Set tasks:
- A) Replace "valley" with "gorge" in the stretch of the Sheki travel account from "Also in the" through "a small country.", and give that stretch in full.
- B) Extend the account of the visit to Sheki by continuing it from its final sentence.

Inside the walled fortress we visited the workshop of Sheki’s sole remaining master of this craft. Standing below a picture of his grandfather (the family resemblance was remarkable) the latest generation of the family showed us how the windows are put together, the glass fitting into a framework of grooved wood without nails or glue. The frames are often large and the designs intricate, involving tiny pieces of glass and wood – as many as a thousand per square metre. Each window is designed by the master craftsman – our demonstrator’s father - who supervises the immensely skilful business of cutting the glass and wood.

Putting together a Şǝbǝkǝ window

The handicraft centre within the fort did not detain us long, but at the entrance there was a sweet stall. Sweets are a local specialty, particularly 'halvasi', a variation on baklava. A line of shops specialising in these sweets stood below our caravansary, but we choose to buy ours here - in sealed packages we hoped the halvasi and mindal (nuts in a caramel or sugar coating) would keep until we reached home.

Albanian Temple, Sheki

Also in the grounds is a circular tower, which Yassim described as an Albanian Temple to the sun god, adding that the Russians had added the extra towers to give it a basilica shape and turned it into a church. The 'Caucasian Albanians' - of whom more later - became Christians in the fourth century and the building, though old, did not look quite that old, so I am unsure about this information.

'Albanian' Temple, Sheki

Sheki War Memorial

The old town of Sheki climbs the west side of a narrow valley from the modern town to the fortress. Half way down the valley, on the higher eastern side is the war memorial. As part of the Soviet Union, Azerbaijan became involved in the Second World War in 1941 when the Nazis attacked Soviet Russia with the oil fields of Baku among their main objectives. Several hundred thousand Azeris died during the four years of war, a huge sacrifice for a small country.

Dataset content:
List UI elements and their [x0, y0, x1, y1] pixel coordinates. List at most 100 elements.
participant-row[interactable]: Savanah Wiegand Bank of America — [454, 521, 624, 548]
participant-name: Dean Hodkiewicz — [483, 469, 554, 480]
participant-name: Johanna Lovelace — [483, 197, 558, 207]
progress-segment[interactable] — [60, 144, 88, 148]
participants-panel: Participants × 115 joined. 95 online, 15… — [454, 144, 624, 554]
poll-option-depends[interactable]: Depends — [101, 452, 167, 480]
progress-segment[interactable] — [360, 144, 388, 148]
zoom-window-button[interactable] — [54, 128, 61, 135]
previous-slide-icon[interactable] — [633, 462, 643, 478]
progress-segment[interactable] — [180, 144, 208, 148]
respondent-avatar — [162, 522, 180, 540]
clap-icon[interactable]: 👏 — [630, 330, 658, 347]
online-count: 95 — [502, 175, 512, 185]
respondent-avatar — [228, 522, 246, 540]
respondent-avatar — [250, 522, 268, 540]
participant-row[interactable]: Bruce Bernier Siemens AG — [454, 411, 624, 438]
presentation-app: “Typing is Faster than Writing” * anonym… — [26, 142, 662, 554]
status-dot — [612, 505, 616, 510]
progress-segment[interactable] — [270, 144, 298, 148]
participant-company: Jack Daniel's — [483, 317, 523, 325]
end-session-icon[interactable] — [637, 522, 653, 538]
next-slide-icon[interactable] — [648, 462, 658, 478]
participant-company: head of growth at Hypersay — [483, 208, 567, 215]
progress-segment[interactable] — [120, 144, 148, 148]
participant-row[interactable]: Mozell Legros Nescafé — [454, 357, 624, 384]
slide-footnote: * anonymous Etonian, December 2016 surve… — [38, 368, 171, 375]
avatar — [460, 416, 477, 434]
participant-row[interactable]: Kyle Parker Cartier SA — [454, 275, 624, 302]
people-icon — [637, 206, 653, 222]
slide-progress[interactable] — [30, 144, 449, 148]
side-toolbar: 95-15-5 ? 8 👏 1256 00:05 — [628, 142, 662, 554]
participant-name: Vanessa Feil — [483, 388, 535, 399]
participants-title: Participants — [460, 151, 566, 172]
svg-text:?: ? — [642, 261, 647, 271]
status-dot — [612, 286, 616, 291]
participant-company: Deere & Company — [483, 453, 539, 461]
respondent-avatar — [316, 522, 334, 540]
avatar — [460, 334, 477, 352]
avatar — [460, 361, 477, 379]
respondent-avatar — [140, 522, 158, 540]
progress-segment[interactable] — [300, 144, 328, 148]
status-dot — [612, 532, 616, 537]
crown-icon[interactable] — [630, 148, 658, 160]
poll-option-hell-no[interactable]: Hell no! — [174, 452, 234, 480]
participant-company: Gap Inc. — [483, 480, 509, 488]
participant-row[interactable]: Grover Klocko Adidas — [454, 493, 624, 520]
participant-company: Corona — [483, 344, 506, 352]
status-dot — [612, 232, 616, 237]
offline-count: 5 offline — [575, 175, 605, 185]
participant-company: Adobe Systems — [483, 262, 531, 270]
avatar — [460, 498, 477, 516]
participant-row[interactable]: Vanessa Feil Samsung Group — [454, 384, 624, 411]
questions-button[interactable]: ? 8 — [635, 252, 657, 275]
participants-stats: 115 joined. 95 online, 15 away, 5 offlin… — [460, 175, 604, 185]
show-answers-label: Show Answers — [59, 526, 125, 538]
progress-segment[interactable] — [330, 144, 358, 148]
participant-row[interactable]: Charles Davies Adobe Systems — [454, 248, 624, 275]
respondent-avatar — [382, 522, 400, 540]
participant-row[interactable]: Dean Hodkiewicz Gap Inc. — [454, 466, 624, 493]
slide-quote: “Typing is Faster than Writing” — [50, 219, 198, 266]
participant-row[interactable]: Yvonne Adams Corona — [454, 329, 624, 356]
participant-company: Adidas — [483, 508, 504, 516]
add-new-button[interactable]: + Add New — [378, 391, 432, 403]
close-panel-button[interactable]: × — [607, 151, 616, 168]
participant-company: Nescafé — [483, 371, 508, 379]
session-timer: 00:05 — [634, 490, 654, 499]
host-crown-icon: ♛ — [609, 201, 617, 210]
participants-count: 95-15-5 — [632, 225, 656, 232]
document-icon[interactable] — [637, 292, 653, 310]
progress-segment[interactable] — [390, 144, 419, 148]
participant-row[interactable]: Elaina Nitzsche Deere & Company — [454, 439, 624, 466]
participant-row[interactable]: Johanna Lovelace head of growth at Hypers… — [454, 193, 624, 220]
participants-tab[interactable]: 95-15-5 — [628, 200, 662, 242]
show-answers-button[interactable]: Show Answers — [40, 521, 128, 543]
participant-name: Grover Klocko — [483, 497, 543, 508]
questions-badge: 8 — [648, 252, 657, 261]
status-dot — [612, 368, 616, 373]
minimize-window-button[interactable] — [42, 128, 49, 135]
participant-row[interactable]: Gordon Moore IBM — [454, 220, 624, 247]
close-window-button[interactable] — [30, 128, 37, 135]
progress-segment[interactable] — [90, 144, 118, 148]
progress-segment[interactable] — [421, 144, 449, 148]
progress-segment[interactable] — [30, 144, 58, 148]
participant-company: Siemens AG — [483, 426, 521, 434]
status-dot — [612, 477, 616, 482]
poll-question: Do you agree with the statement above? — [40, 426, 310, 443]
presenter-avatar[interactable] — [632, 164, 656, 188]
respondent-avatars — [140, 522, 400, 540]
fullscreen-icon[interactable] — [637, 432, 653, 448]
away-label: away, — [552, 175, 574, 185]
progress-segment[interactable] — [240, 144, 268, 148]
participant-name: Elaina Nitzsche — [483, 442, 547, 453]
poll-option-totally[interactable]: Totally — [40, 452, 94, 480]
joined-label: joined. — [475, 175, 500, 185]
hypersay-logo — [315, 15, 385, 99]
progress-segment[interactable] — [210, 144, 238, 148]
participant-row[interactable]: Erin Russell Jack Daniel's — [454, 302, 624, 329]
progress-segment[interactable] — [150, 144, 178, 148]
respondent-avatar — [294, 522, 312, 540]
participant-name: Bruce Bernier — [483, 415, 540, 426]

Final results:
- A)
Also in the grounds is a circular tower, which Yassim described as an Albanian Temple to the sun god, adding that the Russians had added the extra towers to give it a basilica shape and turned it into a church. The 'Caucasian Albanians' - of whom more later - became Christians in the fourth century and the building, though old, did not look quite that old, so I am unsure about this information.

'Albanian' Temple, Sheki

Sheki War Memorial

The old town of Sheki climbs the west side of a narrow gorge from the modern town to the fortress. Half way down the gorge, on the higher eastern side is the war memorial. As part of the Soviet Union, Azerbaijan became involved in the Second World War in 1941 when the Nazis attacked Soviet Russia with the oil fields of Baku among their main objectives. Several hundred thousand Azeris died during the four years of war, a huge sacrifice for a small country.

- B)
War Memorial, Sheki

The site of the memorial also gives a good view over the modern town.

Sheki from the War Memorial

Sheki Friday Mosque

We left the memorial and drove down to the Friday Mosque in the town centre beside the park where we had eaten last night. Young men played football in the courtyard as children were streaming in to attend the madrassa. The Qur'an is the word of God and God spoke in Arabic, so children must learn Arabic to read and understand the Qur'an. Our entrance disrupted a lesson going on in one corner, but dotted around the rest of the mosque boys were kneeling before books on low lecterns, rocking backwards and forwards as they read the Holy Scripture aloud. The building is functional rather than an architectural masterpiece and no photographs were allowed inside..

The Friday Mosque, Sheki

The more secular surroundings of Sheki market are a short drive away. We wandered round, saw more halvasi,....

Trays of Halvasi, Sheki market

….. admired the quality of the meat, the carcasses hanging outside the butchers' shops, and purchased some sumac, a spice it is often hard to find at home but here is widespread and cheap.

Butchers, Sheki market - not a good place for vegetarians

Kiş Albanian Church

Kiş is a village 10km into the hills from Sheki and we went there next to see the ‘Albanian’ church.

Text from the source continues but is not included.